- _Requirements_
Write out exactly the lines running from the one with "Give me the" to the end of the data, including both of those lines and excluding pictures.

- _Excerpted records_

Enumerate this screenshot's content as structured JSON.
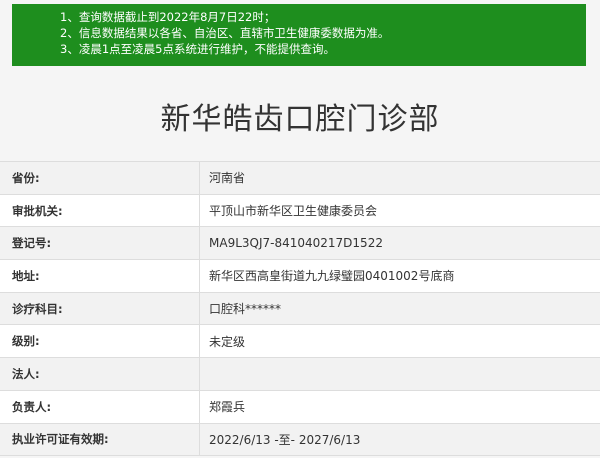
{
  "notice": {
    "lines": [
      "1、查询数据截止到2022年8月7日22时；",
      "2、信息数据结果以各省、自治区、直辖市卫生健康委数据为准。",
      "3、凌晨1点至凌晨5点系统进行维护，不能提供查询。"
    ]
  },
  "title": "新华皓齿口腔门诊部",
  "rows": [
    {
      "label": "省份:",
      "value": "河南省"
    },
    {
      "label": "审批机关:",
      "value": "平顶山市新华区卫生健康委员会"
    },
    {
      "label": "登记号:",
      "value": "MA9L3QJ7-841040217D1522"
    },
    {
      "label": "地址:",
      "value": "新华区西高皇街道九九绿璧园0401002号底商"
    },
    {
      "label": "诊疗科目:",
      "value": "口腔科******"
    },
    {
      "label": "级别:",
      "value": "未定级"
    },
    {
      "label": "法人:",
      "value": ""
    },
    {
      "label": "负责人:",
      "value": "郑霞兵"
    },
    {
      "label": "执业许可证有效期:",
      "value": "2022/6/13 -至- 2027/6/13"
    }
  ]
}
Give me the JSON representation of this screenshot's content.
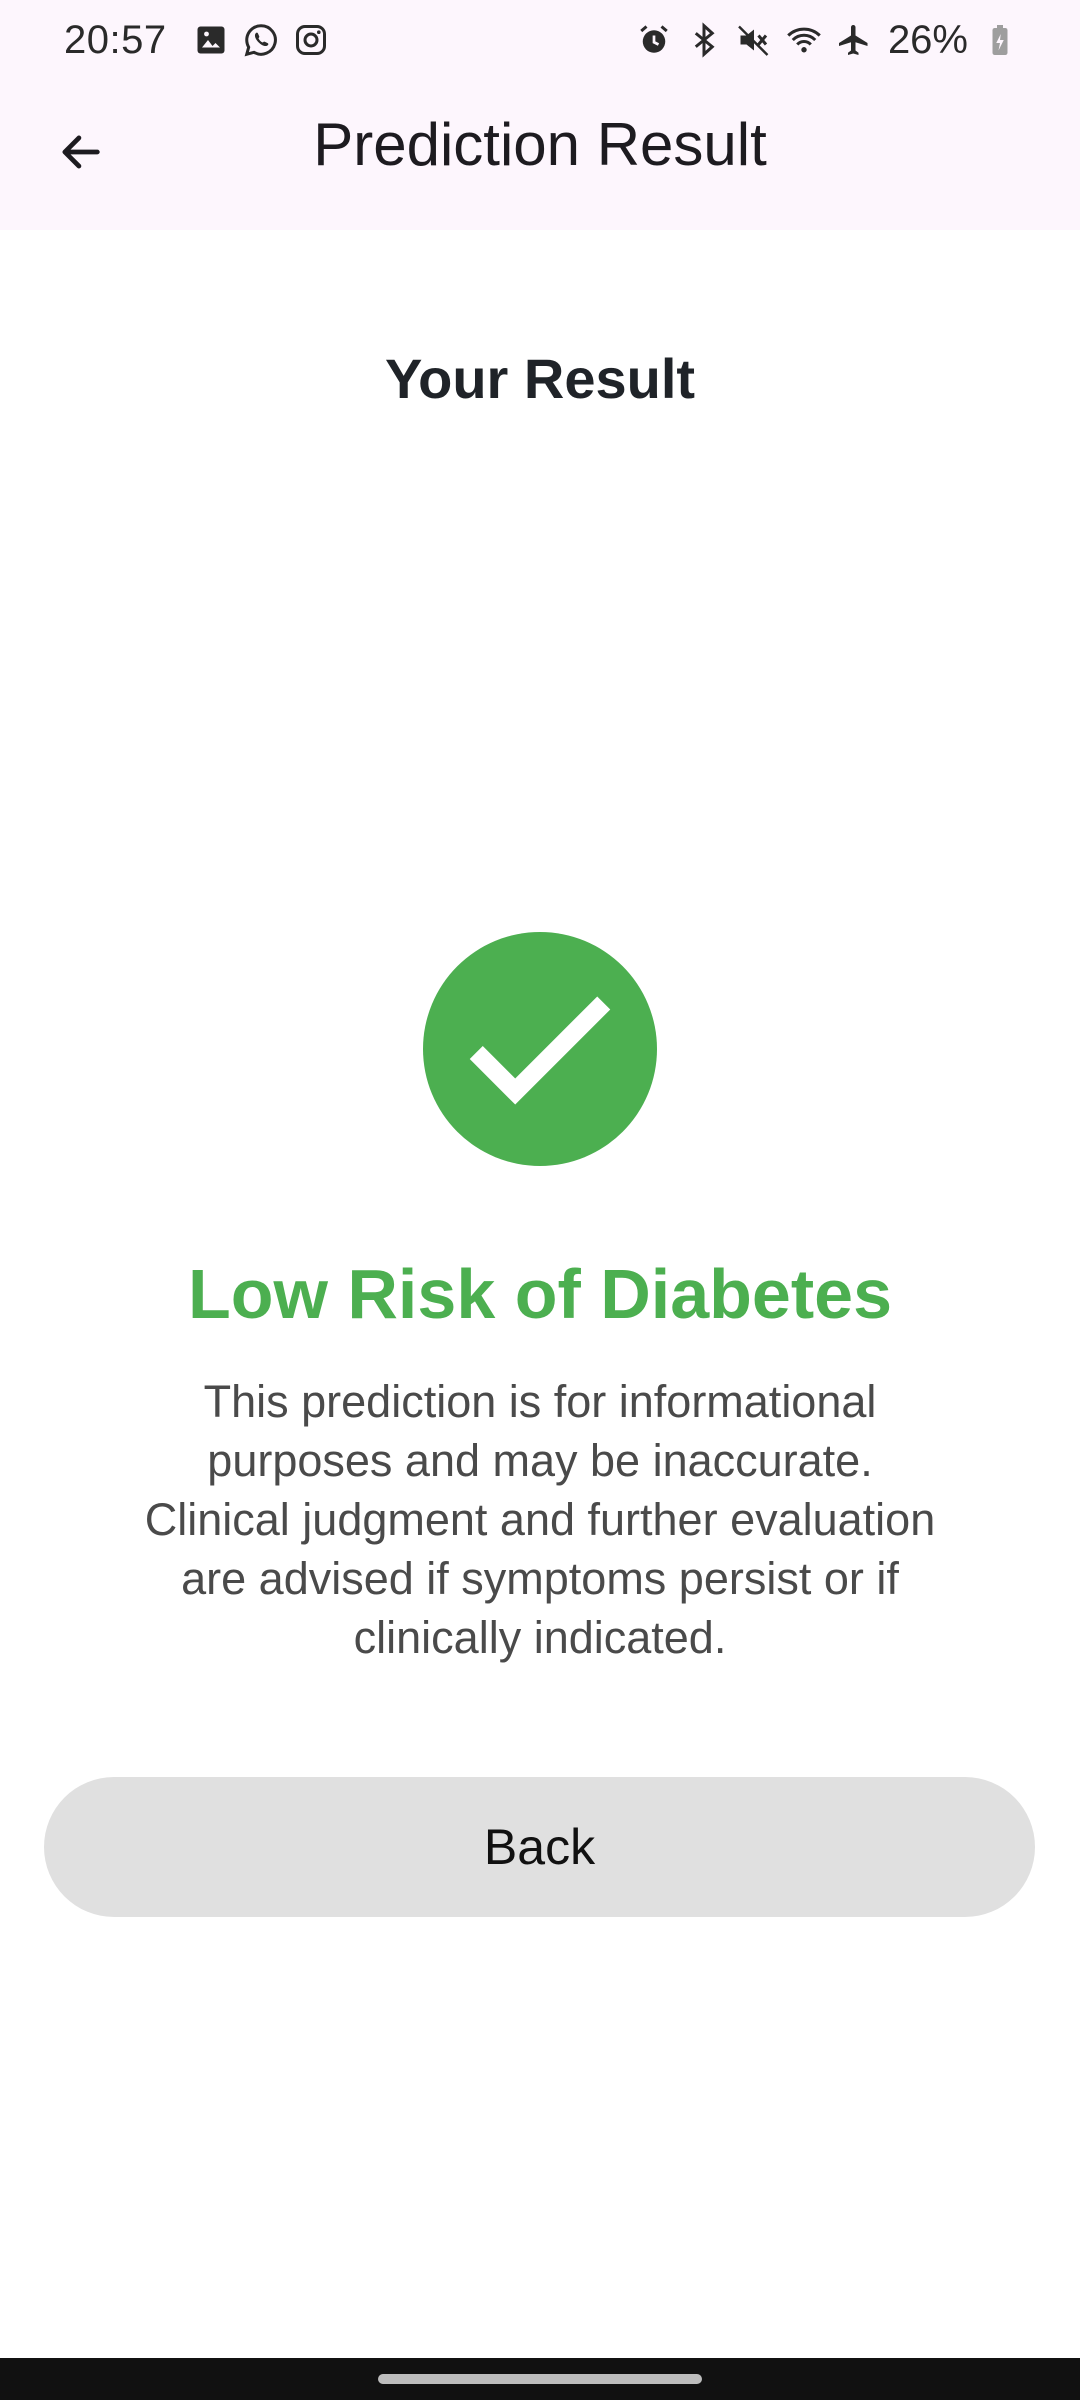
{
  "status_bar": {
    "time": "20:57",
    "left_icons": [
      "gallery-icon",
      "whatsapp-icon",
      "instagram-icon"
    ],
    "right_icons": [
      "alarm-icon",
      "bluetooth-icon",
      "mute-icon",
      "wifi-icon",
      "airplane-icon",
      "battery-icon"
    ],
    "battery": "26%"
  },
  "app_bar": {
    "title": "Prediction Result",
    "back_icon": "arrow-left-icon"
  },
  "main": {
    "heading": "Your Result",
    "result_icon": "check-circle-icon",
    "result_title": "Low Risk of Diabetes",
    "disclaimer": "This prediction is for informational purposes and may be inaccurate. Clinical judgment and further evaluation are advised if symptoms persist or if clinically indicated.",
    "back_button": "Back"
  },
  "colors": {
    "accent_green": "#4caf50",
    "app_bar_bg": "#fdf6fd",
    "button_bg": "#e0e0e0"
  }
}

- _Full answer_
Give me the JSON representation of this screenshot's content.
{
  "status_bar": {
    "time": "20:57",
    "left_icons": [
      "gallery-icon",
      "whatsapp-icon",
      "instagram-icon"
    ],
    "right_icons": [
      "alarm-icon",
      "bluetooth-icon",
      "mute-icon",
      "wifi-icon",
      "airplane-icon",
      "battery-icon"
    ],
    "battery": "26%"
  },
  "app_bar": {
    "title": "Prediction Result",
    "back_icon": "arrow-left-icon"
  },
  "main": {
    "heading": "Your Result",
    "result_icon": "check-circle-icon",
    "result_title": "Low Risk of Diabetes",
    "disclaimer": "This prediction is for informational purposes and may be inaccurate. Clinical judgment and further evaluation are advised if symptoms persist or if clinically indicated.",
    "back_button": "Back"
  },
  "colors": {
    "accent_green": "#4caf50",
    "app_bar_bg": "#fdf6fd",
    "button_bg": "#e0e0e0"
  }
}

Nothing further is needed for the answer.